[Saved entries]
•••••
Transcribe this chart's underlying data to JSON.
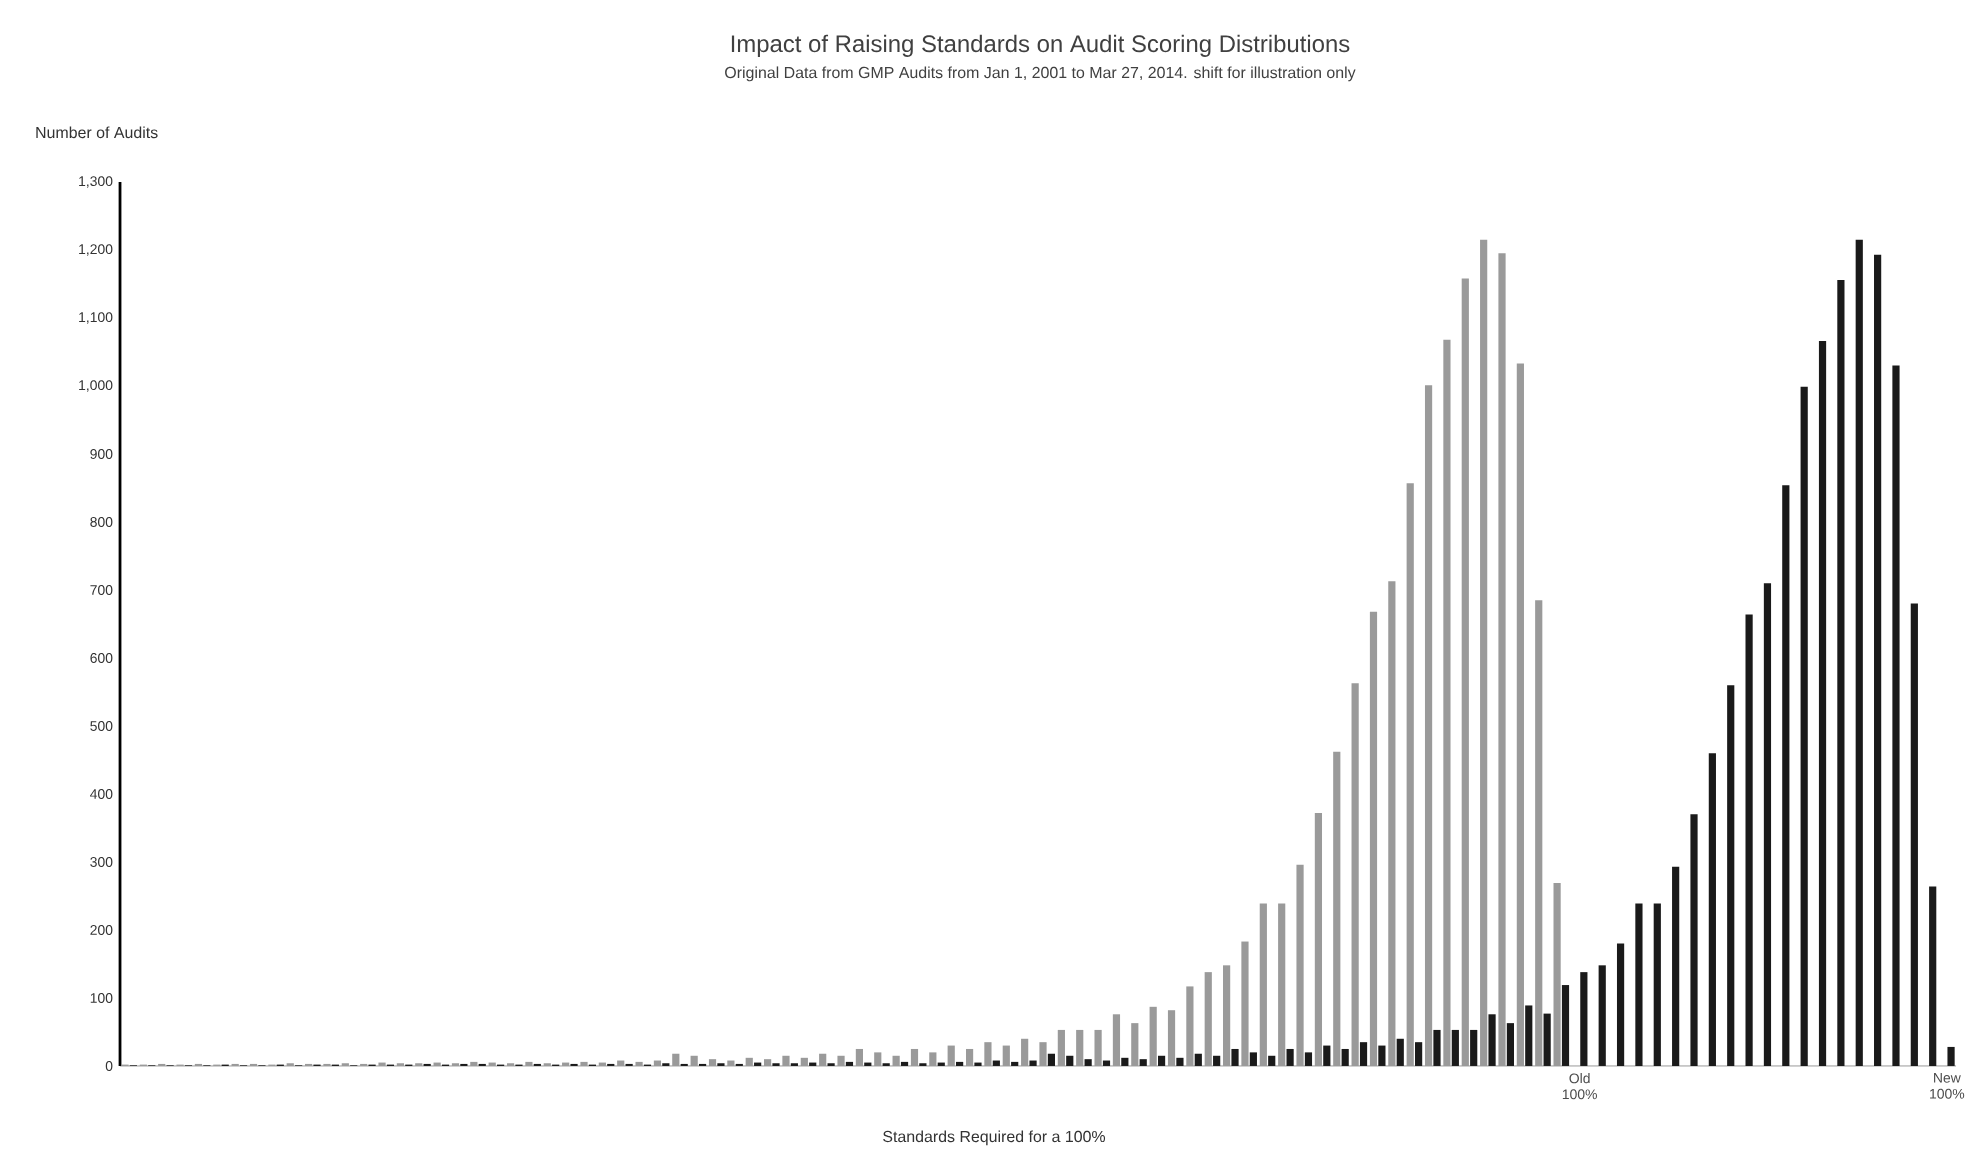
{
  "chart_data": {
    "type": "bar",
    "title": "Impact of Raising Standards on Audit Scoring Distributions",
    "subtitle": "Original Data from GMP Audits from Jan 1, 2001 to Mar 27, 2014. shift for illustration only",
    "xlabel": "Standards Required for a 100%",
    "ylabel": "Number of Audits",
    "categories": [
      null,
      null,
      null,
      null,
      null,
      null,
      null,
      null,
      null,
      null,
      null,
      null,
      null,
      null,
      null,
      null,
      null,
      null,
      null,
      null,
      null,
      null,
      null,
      null,
      null,
      null,
      null,
      null,
      null,
      null,
      null,
      null,
      null,
      null,
      null,
      null,
      null,
      null,
      null,
      null,
      null,
      null,
      null,
      null,
      null,
      null,
      null,
      null,
      null,
      null,
      null,
      null,
      null,
      null,
      null,
      null,
      null,
      null,
      null,
      null,
      null,
      null,
      null,
      null,
      null,
      null,
      null,
      null,
      null,
      null,
      null,
      null,
      null,
      null,
      null,
      null,
      null,
      null,
      null,
      "Old 100%",
      null,
      null,
      null,
      null,
      null,
      null,
      null,
      null,
      null,
      null,
      null,
      null,
      null,
      null,
      null,
      null,
      null,
      null,
      null,
      "New 100%"
    ],
    "series": [
      {
        "color": "#9a9a9a",
        "values": [
          2,
          2,
          3,
          2,
          3,
          2,
          3,
          3,
          2,
          4,
          3,
          3,
          4,
          3,
          5,
          4,
          4,
          5,
          4,
          6,
          5,
          4,
          6,
          4,
          5,
          6,
          5,
          8,
          6,
          8,
          18,
          15,
          10,
          8,
          12,
          10,
          15,
          12,
          18,
          15,
          25,
          20,
          15,
          25,
          20,
          30,
          25,
          35,
          30,
          40,
          35,
          53,
          53,
          53,
          76,
          63,
          87,
          82,
          117,
          138,
          148,
          183,
          239,
          239,
          296,
          372,
          462,
          563,
          668,
          713,
          857,
          1001,
          1068,
          1158,
          1215,
          1195,
          1033,
          685,
          269,
          null,
          null,
          null,
          null,
          null,
          null,
          null,
          null,
          null,
          null,
          null,
          null,
          null,
          null,
          null,
          null,
          null,
          null,
          null,
          null,
          null
        ]
      },
      {
        "color": "#1a1a1a",
        "values": [
          1,
          1,
          1,
          1,
          1,
          2,
          1,
          1,
          2,
          1,
          2,
          2,
          1,
          2,
          2,
          2,
          3,
          2,
          3,
          3,
          2,
          2,
          3,
          2,
          3,
          2,
          3,
          3,
          2,
          4,
          3,
          3,
          4,
          3,
          5,
          4,
          4,
          5,
          4,
          6,
          5,
          4,
          6,
          4,
          5,
          6,
          5,
          8,
          6,
          8,
          18,
          15,
          10,
          8,
          12,
          10,
          15,
          12,
          18,
          15,
          25,
          20,
          15,
          25,
          20,
          30,
          25,
          35,
          30,
          40,
          35,
          53,
          53,
          53,
          76,
          63,
          89,
          77,
          119,
          138,
          148,
          180,
          239,
          239,
          293,
          370,
          460,
          560,
          664,
          710,
          854,
          999,
          1066,
          1156,
          1215,
          1193,
          1030,
          680,
          264,
          28
        ]
      }
    ],
    "ylim": [
      0,
      1300
    ],
    "yticks": [
      0,
      100,
      200,
      300,
      400,
      500,
      600,
      700,
      800,
      900,
      {
        "value": 1000,
        "label": "1,000"
      },
      {
        "value": 1100,
        "label": "1,100"
      },
      {
        "value": 1200,
        "label": "1,200"
      },
      {
        "value": 1300,
        "label": "1,300"
      }
    ]
  }
}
•••••
■ Exercise directions
Restate every record exactly, please; do not copy the pictures.

■ Expected answer
Transcribe this chart's underlying data to JSON.
{
  "chart_data": {
    "type": "bar",
    "title": "Impact of Raising Standards on Audit Scoring Distributions",
    "subtitle": "Original Data from GMP Audits from Jan 1, 2001 to Mar 27, 2014. shift for illustration only",
    "xlabel": "Standards Required for a 100%",
    "ylabel": "Number of Audits",
    "categories": [
      null,
      null,
      null,
      null,
      null,
      null,
      null,
      null,
      null,
      null,
      null,
      null,
      null,
      null,
      null,
      null,
      null,
      null,
      null,
      null,
      null,
      null,
      null,
      null,
      null,
      null,
      null,
      null,
      null,
      null,
      null,
      null,
      null,
      null,
      null,
      null,
      null,
      null,
      null,
      null,
      null,
      null,
      null,
      null,
      null,
      null,
      null,
      null,
      null,
      null,
      null,
      null,
      null,
      null,
      null,
      null,
      null,
      null,
      null,
      null,
      null,
      null,
      null,
      null,
      null,
      null,
      null,
      null,
      null,
      null,
      null,
      null,
      null,
      null,
      null,
      null,
      null,
      null,
      null,
      "Old 100%",
      null,
      null,
      null,
      null,
      null,
      null,
      null,
      null,
      null,
      null,
      null,
      null,
      null,
      null,
      null,
      null,
      null,
      null,
      null,
      "New 100%"
    ],
    "series": [
      {
        "color": "#9a9a9a",
        "values": [
          2,
          2,
          3,
          2,
          3,
          2,
          3,
          3,
          2,
          4,
          3,
          3,
          4,
          3,
          5,
          4,
          4,
          5,
          4,
          6,
          5,
          4,
          6,
          4,
          5,
          6,
          5,
          8,
          6,
          8,
          18,
          15,
          10,
          8,
          12,
          10,
          15,
          12,
          18,
          15,
          25,
          20,
          15,
          25,
          20,
          30,
          25,
          35,
          30,
          40,
          35,
          53,
          53,
          53,
          76,
          63,
          87,
          82,
          117,
          138,
          148,
          183,
          239,
          239,
          296,
          372,
          462,
          563,
          668,
          713,
          857,
          1001,
          1068,
          1158,
          1215,
          1195,
          1033,
          685,
          269,
          null,
          null,
          null,
          null,
          null,
          null,
          null,
          null,
          null,
          null,
          null,
          null,
          null,
          null,
          null,
          null,
          null,
          null,
          null,
          null,
          null
        ]
      },
      {
        "color": "#1a1a1a",
        "values": [
          1,
          1,
          1,
          1,
          1,
          2,
          1,
          1,
          2,
          1,
          2,
          2,
          1,
          2,
          2,
          2,
          3,
          2,
          3,
          3,
          2,
          2,
          3,
          2,
          3,
          2,
          3,
          3,
          2,
          4,
          3,
          3,
          4,
          3,
          5,
          4,
          4,
          5,
          4,
          6,
          5,
          4,
          6,
          4,
          5,
          6,
          5,
          8,
          6,
          8,
          18,
          15,
          10,
          8,
          12,
          10,
          15,
          12,
          18,
          15,
          25,
          20,
          15,
          25,
          20,
          30,
          25,
          35,
          30,
          40,
          35,
          53,
          53,
          53,
          76,
          63,
          89,
          77,
          119,
          138,
          148,
          180,
          239,
          239,
          293,
          370,
          460,
          560,
          664,
          710,
          854,
          999,
          1066,
          1156,
          1215,
          1193,
          1030,
          680,
          264,
          28
        ]
      }
    ],
    "ylim": [
      0,
      1300
    ],
    "yticks": [
      0,
      100,
      200,
      300,
      400,
      500,
      600,
      700,
      800,
      900,
      {
        "value": 1000,
        "label": "1,000"
      },
      {
        "value": 1100,
        "label": "1,100"
      },
      {
        "value": 1200,
        "label": "1,200"
      },
      {
        "value": 1300,
        "label": "1,300"
      }
    ]
  }
}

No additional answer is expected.